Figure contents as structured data
============================================================

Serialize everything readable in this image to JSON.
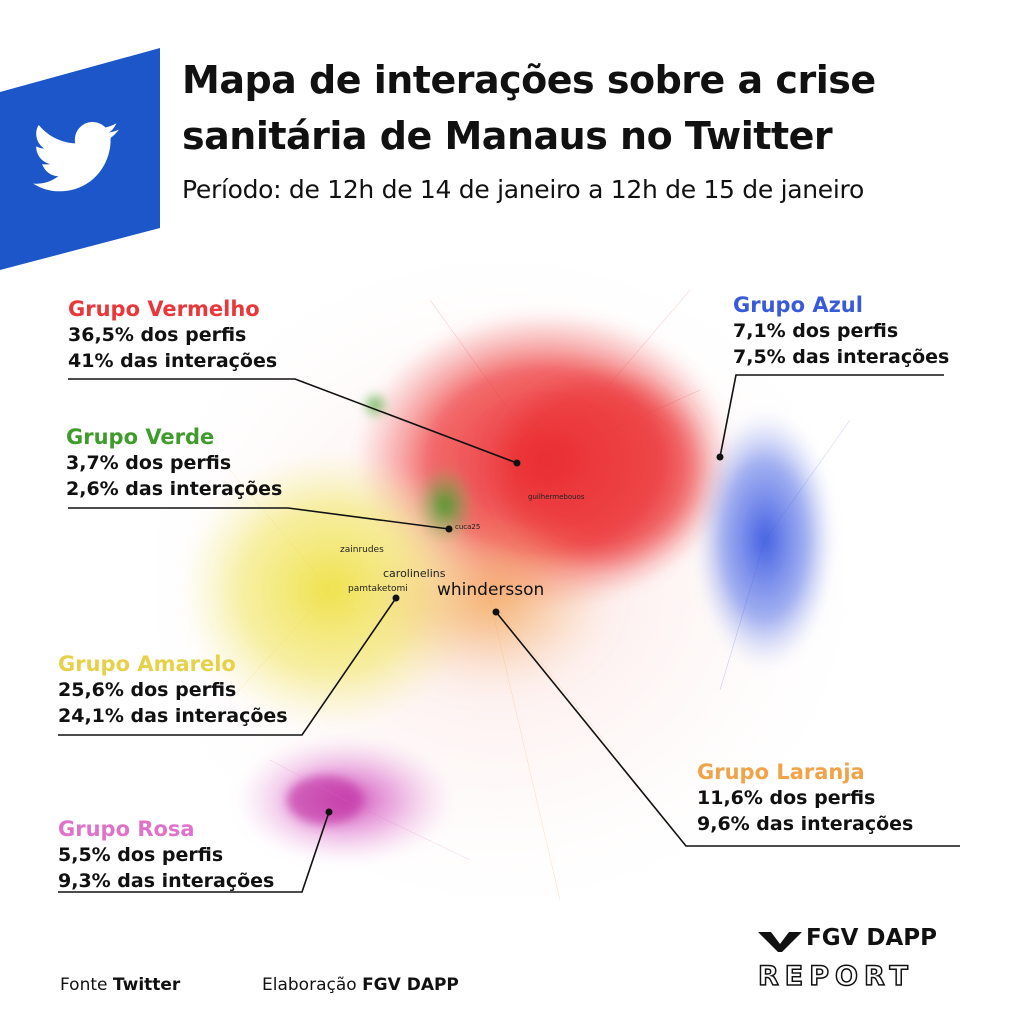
{
  "header": {
    "title": "Mapa de interações sobre a crise sanitária de Manaus no Twitter",
    "subtitle": "Período: de 12h de 14 de janeiro a 12h de 15 de janeiro"
  },
  "groups": [
    {
      "name": "Grupo Vermelho",
      "perfis": "36,5% dos perfis",
      "interacoes": "41% das interações",
      "color": "#e8383b"
    },
    {
      "name": "Grupo Azul",
      "perfis": "7,1% dos perfis",
      "interacoes": "7,5% das interações",
      "color": "#3a5bd9"
    },
    {
      "name": "Grupo Verde",
      "perfis": "3,7% dos perfis",
      "interacoes": "2,6% das interações",
      "color": "#3f9b2c"
    },
    {
      "name": "Grupo Amarelo",
      "perfis": "25,6% dos perfis",
      "interacoes": "24,1% das interações",
      "color": "#e6d14a"
    },
    {
      "name": "Grupo Laranja",
      "perfis": "11,6% dos perfis",
      "interacoes": "9,6% das interações",
      "color": "#f0a348"
    },
    {
      "name": "Grupo Rosa",
      "perfis": "5,5% dos perfis",
      "interacoes": "9,3% das interações",
      "color": "#df72c9"
    }
  ],
  "nodes": {
    "whindersson": "whindersson",
    "carolinelins": "carolinelins",
    "pamtaketomi": "pamtaketomi",
    "zainrudes": "zainrudes",
    "guilhermebouos": "guilhermebouos",
    "cuca25": "cuca25"
  },
  "footer": {
    "fonte_label": "Fonte",
    "fonte_value": "Twitter",
    "elaboracao_label": "Elaboração",
    "elaboracao_value": "FGV DAPP"
  },
  "brand": {
    "name": "FGV DAPP",
    "report": "REPORT"
  }
}
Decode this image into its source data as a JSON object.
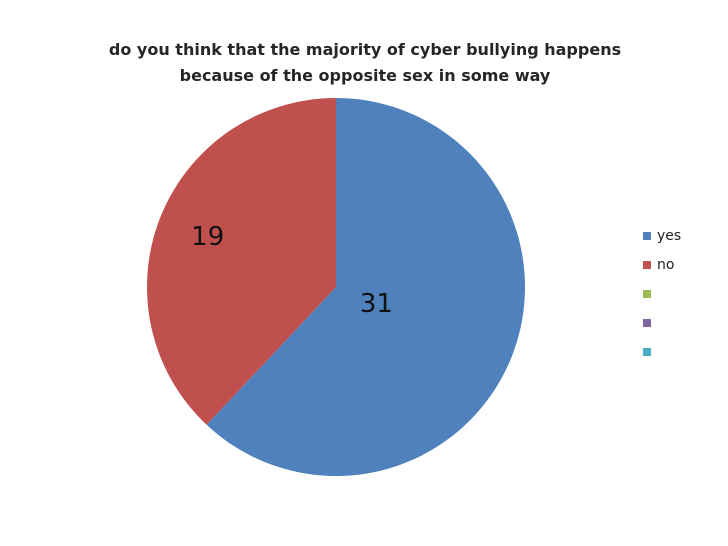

============================================================

GIVEN TASK →
Pull out every line above that holds the word "color".

EXERCISE SOLUTION →
      "color": "#e8383b"
      "color": "#3a5bd9"
      "color": "#3f9b2c"
      "color": "#e6d14a"
      "color": "#f0a348"
      "color": "#df72c9"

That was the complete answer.